[Collected data entries]
>>>
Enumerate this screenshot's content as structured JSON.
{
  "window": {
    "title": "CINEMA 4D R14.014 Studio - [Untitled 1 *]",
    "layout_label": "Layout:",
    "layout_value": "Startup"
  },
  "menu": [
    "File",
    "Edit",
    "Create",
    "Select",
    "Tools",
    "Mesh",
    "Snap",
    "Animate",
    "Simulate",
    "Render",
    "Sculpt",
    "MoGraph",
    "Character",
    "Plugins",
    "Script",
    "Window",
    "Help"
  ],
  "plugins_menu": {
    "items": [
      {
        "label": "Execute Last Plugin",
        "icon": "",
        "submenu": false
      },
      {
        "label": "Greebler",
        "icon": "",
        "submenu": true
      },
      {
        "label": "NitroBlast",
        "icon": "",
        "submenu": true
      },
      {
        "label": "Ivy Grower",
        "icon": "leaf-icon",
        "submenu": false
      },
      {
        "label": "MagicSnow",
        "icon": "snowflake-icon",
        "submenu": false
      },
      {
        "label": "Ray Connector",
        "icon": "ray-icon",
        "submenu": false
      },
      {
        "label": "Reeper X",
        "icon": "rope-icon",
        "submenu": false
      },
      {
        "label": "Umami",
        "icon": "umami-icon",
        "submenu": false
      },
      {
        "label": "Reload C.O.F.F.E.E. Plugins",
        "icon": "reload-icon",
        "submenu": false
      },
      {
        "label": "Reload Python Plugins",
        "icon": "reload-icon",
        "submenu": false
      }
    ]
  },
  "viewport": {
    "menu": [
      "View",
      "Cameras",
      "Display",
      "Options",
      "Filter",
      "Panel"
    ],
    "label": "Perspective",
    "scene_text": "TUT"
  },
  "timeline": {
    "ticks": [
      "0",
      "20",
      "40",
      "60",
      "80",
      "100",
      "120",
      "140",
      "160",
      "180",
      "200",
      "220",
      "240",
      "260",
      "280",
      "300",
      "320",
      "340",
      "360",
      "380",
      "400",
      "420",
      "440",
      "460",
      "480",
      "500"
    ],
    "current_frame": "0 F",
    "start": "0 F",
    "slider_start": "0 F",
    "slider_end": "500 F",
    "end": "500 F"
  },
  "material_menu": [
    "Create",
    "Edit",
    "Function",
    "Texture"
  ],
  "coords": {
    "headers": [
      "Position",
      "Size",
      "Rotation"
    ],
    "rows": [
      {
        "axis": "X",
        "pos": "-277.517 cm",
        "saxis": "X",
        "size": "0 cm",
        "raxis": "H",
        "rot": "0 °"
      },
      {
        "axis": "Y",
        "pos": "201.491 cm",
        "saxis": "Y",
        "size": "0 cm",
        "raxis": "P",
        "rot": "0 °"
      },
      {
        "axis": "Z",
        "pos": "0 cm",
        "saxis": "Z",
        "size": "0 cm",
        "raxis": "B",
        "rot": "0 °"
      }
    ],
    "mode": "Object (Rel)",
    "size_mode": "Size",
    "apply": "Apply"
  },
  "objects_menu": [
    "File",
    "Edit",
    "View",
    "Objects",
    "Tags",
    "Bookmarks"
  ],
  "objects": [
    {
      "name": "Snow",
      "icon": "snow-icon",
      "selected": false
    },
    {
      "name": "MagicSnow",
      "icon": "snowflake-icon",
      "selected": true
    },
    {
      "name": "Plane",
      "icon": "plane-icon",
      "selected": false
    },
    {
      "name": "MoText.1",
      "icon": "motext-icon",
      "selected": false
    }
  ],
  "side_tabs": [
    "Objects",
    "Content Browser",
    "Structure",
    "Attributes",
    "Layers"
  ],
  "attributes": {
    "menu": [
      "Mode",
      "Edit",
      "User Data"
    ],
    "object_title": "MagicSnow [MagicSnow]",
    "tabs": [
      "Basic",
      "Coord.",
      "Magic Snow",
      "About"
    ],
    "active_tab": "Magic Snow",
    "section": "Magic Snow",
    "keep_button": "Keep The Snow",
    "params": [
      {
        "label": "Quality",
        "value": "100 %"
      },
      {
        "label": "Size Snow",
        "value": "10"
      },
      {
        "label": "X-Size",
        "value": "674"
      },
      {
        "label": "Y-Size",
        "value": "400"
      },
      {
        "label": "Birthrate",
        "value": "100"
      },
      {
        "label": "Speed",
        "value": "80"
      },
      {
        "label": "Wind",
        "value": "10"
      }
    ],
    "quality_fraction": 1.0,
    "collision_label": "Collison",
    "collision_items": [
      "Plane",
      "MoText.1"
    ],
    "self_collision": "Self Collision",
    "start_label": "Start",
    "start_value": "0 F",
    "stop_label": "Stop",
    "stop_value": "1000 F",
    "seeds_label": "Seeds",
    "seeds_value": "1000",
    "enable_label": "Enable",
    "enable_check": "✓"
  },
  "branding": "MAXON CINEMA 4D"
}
<<<
[To do]: Exactly as written above, please repeat the entries.

[Answer below]:
Enumerate this screenshot's content as structured JSON.
{
  "window": {
    "title": "CINEMA 4D R14.014 Studio - [Untitled 1 *]",
    "layout_label": "Layout:",
    "layout_value": "Startup"
  },
  "menu": [
    "File",
    "Edit",
    "Create",
    "Select",
    "Tools",
    "Mesh",
    "Snap",
    "Animate",
    "Simulate",
    "Render",
    "Sculpt",
    "MoGraph",
    "Character",
    "Plugins",
    "Script",
    "Window",
    "Help"
  ],
  "plugins_menu": {
    "items": [
      {
        "label": "Execute Last Plugin",
        "icon": "",
        "submenu": false
      },
      {
        "label": "Greebler",
        "icon": "",
        "submenu": true
      },
      {
        "label": "NitroBlast",
        "icon": "",
        "submenu": true
      },
      {
        "label": "Ivy Grower",
        "icon": "leaf-icon",
        "submenu": false
      },
      {
        "label": "MagicSnow",
        "icon": "snowflake-icon",
        "submenu": false
      },
      {
        "label": "Ray Connector",
        "icon": "ray-icon",
        "submenu": false
      },
      {
        "label": "Reeper X",
        "icon": "rope-icon",
        "submenu": false
      },
      {
        "label": "Umami",
        "icon": "umami-icon",
        "submenu": false
      },
      {
        "label": "Reload C.O.F.F.E.E. Plugins",
        "icon": "reload-icon",
        "submenu": false
      },
      {
        "label": "Reload Python Plugins",
        "icon": "reload-icon",
        "submenu": false
      }
    ]
  },
  "viewport": {
    "menu": [
      "View",
      "Cameras",
      "Display",
      "Options",
      "Filter",
      "Panel"
    ],
    "label": "Perspective",
    "scene_text": "TUT"
  },
  "timeline": {
    "ticks": [
      "0",
      "20",
      "40",
      "60",
      "80",
      "100",
      "120",
      "140",
      "160",
      "180",
      "200",
      "220",
      "240",
      "260",
      "280",
      "300",
      "320",
      "340",
      "360",
      "380",
      "400",
      "420",
      "440",
      "460",
      "480",
      "500"
    ],
    "current_frame": "0 F",
    "start": "0 F",
    "slider_start": "0 F",
    "slider_end": "500 F",
    "end": "500 F"
  },
  "material_menu": [
    "Create",
    "Edit",
    "Function",
    "Texture"
  ],
  "coords": {
    "headers": [
      "Position",
      "Size",
      "Rotation"
    ],
    "rows": [
      {
        "axis": "X",
        "pos": "-277.517 cm",
        "saxis": "X",
        "size": "0 cm",
        "raxis": "H",
        "rot": "0 °"
      },
      {
        "axis": "Y",
        "pos": "201.491 cm",
        "saxis": "Y",
        "size": "0 cm",
        "raxis": "P",
        "rot": "0 °"
      },
      {
        "axis": "Z",
        "pos": "0 cm",
        "saxis": "Z",
        "size": "0 cm",
        "raxis": "B",
        "rot": "0 °"
      }
    ],
    "mode": "Object (Rel)",
    "size_mode": "Size",
    "apply": "Apply"
  },
  "objects_menu": [
    "File",
    "Edit",
    "View",
    "Objects",
    "Tags",
    "Bookmarks"
  ],
  "objects": [
    {
      "name": "Snow",
      "icon": "snow-icon",
      "selected": false
    },
    {
      "name": "MagicSnow",
      "icon": "snowflake-icon",
      "selected": true
    },
    {
      "name": "Plane",
      "icon": "plane-icon",
      "selected": false
    },
    {
      "name": "MoText.1",
      "icon": "motext-icon",
      "selected": false
    }
  ],
  "side_tabs": [
    "Objects",
    "Content Browser",
    "Structure",
    "Attributes",
    "Layers"
  ],
  "attributes": {
    "menu": [
      "Mode",
      "Edit",
      "User Data"
    ],
    "object_title": "MagicSnow [MagicSnow]",
    "tabs": [
      "Basic",
      "Coord.",
      "Magic Snow",
      "About"
    ],
    "active_tab": "Magic Snow",
    "section": "Magic Snow",
    "keep_button": "Keep The Snow",
    "params": [
      {
        "label": "Quality",
        "value": "100 %"
      },
      {
        "label": "Size Snow",
        "value": "10"
      },
      {
        "label": "X-Size",
        "value": "674"
      },
      {
        "label": "Y-Size",
        "value": "400"
      },
      {
        "label": "Birthrate",
        "value": "100"
      },
      {
        "label": "Speed",
        "value": "80"
      },
      {
        "label": "Wind",
        "value": "10"
      }
    ],
    "quality_fraction": 1.0,
    "collision_label": "Collison",
    "collision_items": [
      "Plane",
      "MoText.1"
    ],
    "self_collision": "Self Collision",
    "start_label": "Start",
    "start_value": "0 F",
    "stop_label": "Stop",
    "stop_value": "1000 F",
    "seeds_label": "Seeds",
    "seeds_value": "1000",
    "enable_label": "Enable",
    "enable_check": "✓"
  },
  "branding": "MAXON CINEMA 4D"
}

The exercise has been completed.